### Problem description:
Leaving out the pictures, transcribe all of the records faithfully.

### Supplied data:
────────────────────

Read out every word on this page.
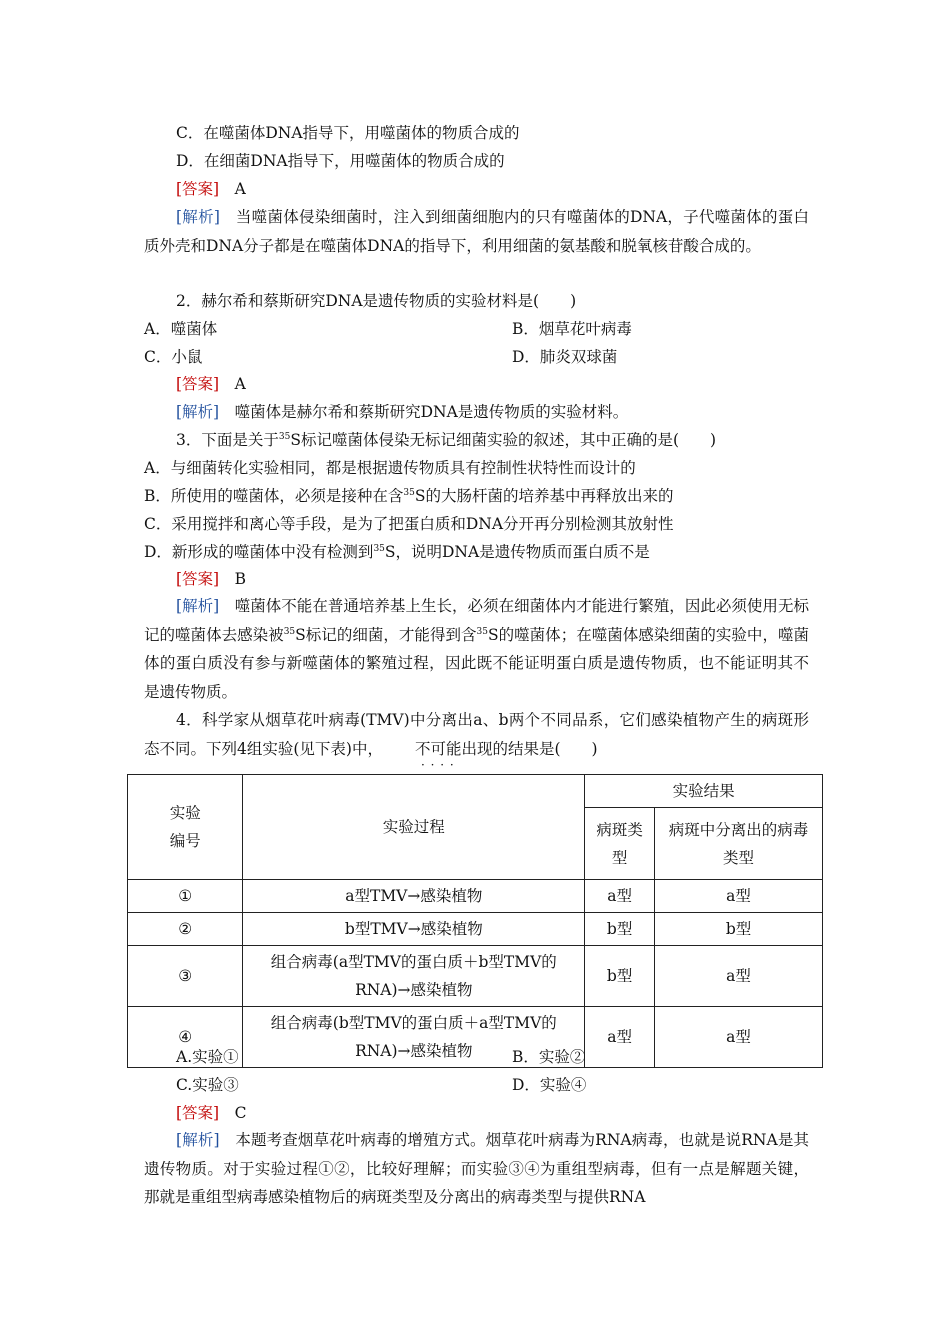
C．在噬菌体DNA指导下，用噬菌体的物质合成的
D．在细菌DNA指导下，用噬菌体的物质合成的
[答案]　 A
[解析]　 当噬菌体侵染细菌时，注入到细菌细胞内的只有噬菌体的DNA，子代噬菌体的蛋白质外壳和DNA分子都是在噬菌体DNA的指导下，利用细菌的氨基酸和脱氧核苷酸合成的。
2．赫尔希和蔡斯研究DNA是遗传物质的实验材料是(　　)
A．噬菌体	B．烟草花叶病毒
C．小鼠	D．肺炎双球菌
[答案]　 A
[解析]　 噬菌体是赫尔希和蔡斯研究DNA是遗传物质的实验材料。
3．下面是关于$^{35}$S标记噬菌体侵染无标记细菌实验的叙述，其中正确的是(　　)
A．与细菌转化实验相同，都是根据遗传物质具有控制性状特性而设计的
B．所使用的噬菌体，必须是接种在含$^{35}$S的大肠杆菌的培养基中再释放出来的
C．采用搅拌和离心等手段，是为了把蛋白质和DNA分开再分别检测其放射性
D．新形成的噬菌体中没有检测到$^{35}$S，说明DNA是遗传物质而蛋白质不是
[答案]　 B
[解析]　 噬菌体不能在普通培养基上生长，必须在细菌体内才能进行繁殖，因此必须使用无标记的噬菌体去感染被$^{35}$S标记的细菌，才能得到含$^{35}$S的噬菌体；在噬菌体感染细菌的实验中，噬菌体的蛋白质没有参与新噬菌体的繁殖过程，因此既不能证明蛋白质是遗传物质，也不能证明其不是遗传物质。
4．科学家从烟草花叶病毒(TMV)中分离出a、b两个不同品系，它们感染植物产生的病斑形态不同。下列4组实验(见下表)中， 不可能 · ·出现的结果是(　　)
实验编号	实验过程	实验结果	

		病斑类型	病斑中分离出的病毒类型

①	a型TMV→感染植物	a型	a型
②	b型TMV→感染植物	b型	b型
③	组合病毒(a型TMV的蛋白质＋b型TMV的RNA)→感染植物	b型	a型
④	组合病毒(b型TMV的蛋白质＋a型TMV的RNA)→感染植物	a型	a型
A.实验①	B．实验②
C.实验③	D．实验④
[答案]　 C
[解析]　 本题考查烟草花叶病毒的增殖方式。烟草花叶病毒为RNA病毒，也就是说RNA是其遗传物质。对于实验过程①②，比较好理解；而实验③④为重组型病毒，但有一点是解题关键，那就是重组型病毒感染植物后的病斑类型及分离出的病毒类型与提供RNA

────────────────────

### Result of the exercise:
Read out every word on this page.
C．在噬菌体DNA指导下，用噬菌体的物质合成的
D．在细菌DNA指导下，用噬菌体的物质合成的
[答案]　 A
[解析]　 当噬菌体侵染细菌时，注入到细菌细胞内的只有噬菌体的DNA，子代噬菌体的蛋白质外壳和DNA分子都是在噬菌体DNA的指导下，利用细菌的氨基酸和脱氧核苷酸合成的。
2．赫尔希和蔡斯研究DNA是遗传物质的实验材料是(　　)
A．噬菌体	B．烟草花叶病毒
C．小鼠	D．肺炎双球菌
[答案]　 A
[解析]　 噬菌体是赫尔希和蔡斯研究DNA是遗传物质的实验材料。
3．下面是关于$^{35}$S标记噬菌体侵染无标记细菌实验的叙述，其中正确的是(　　)
A．与细菌转化实验相同，都是根据遗传物质具有控制性状特性而设计的
B．所使用的噬菌体，必须是接种在含$^{35}$S的大肠杆菌的培养基中再释放出来的
C．采用搅拌和离心等手段，是为了把蛋白质和DNA分开再分别检测其放射性
D．新形成的噬菌体中没有检测到$^{35}$S，说明DNA是遗传物质而蛋白质不是
[答案]　 B
[解析]　 噬菌体不能在普通培养基上生长，必须在细菌体内才能进行繁殖，因此必须使用无标记的噬菌体去感染被$^{35}$S标记的细菌，才能得到含$^{35}$S的噬菌体；在噬菌体感染细菌的实验中，噬菌体的蛋白质没有参与新噬菌体的繁殖过程，因此既不能证明蛋白质是遗传物质，也不能证明其不是遗传物质。
4．科学家从烟草花叶病毒(TMV)中分离出a、b两个不同品系，它们感染植物产生的病斑形态不同。下列4组实验(见下表)中， 不可能 · ·出现的结果是(　　)
实验编号	实验过程	实验结果	

		病斑类型	病斑中分离出的病毒类型

①	a型TMV→感染植物	a型	a型
②	b型TMV→感染植物	b型	b型
③	组合病毒(a型TMV的蛋白质＋b型TMV的RNA)→感染植物	b型	a型
④	组合病毒(b型TMV的蛋白质＋a型TMV的RNA)→感染植物	a型	a型
A.实验①	B．实验②
C.实验③	D．实验④
[答案]　 C
[解析]　 本题考查烟草花叶病毒的增殖方式。烟草花叶病毒为RNA病毒，也就是说RNA是其遗传物质。对于实验过程①②，比较好理解；而实验③④为重组型病毒，但有一点是解题关键，那就是重组型病毒感染植物后的病斑类型及分离出的病毒类型与提供RNA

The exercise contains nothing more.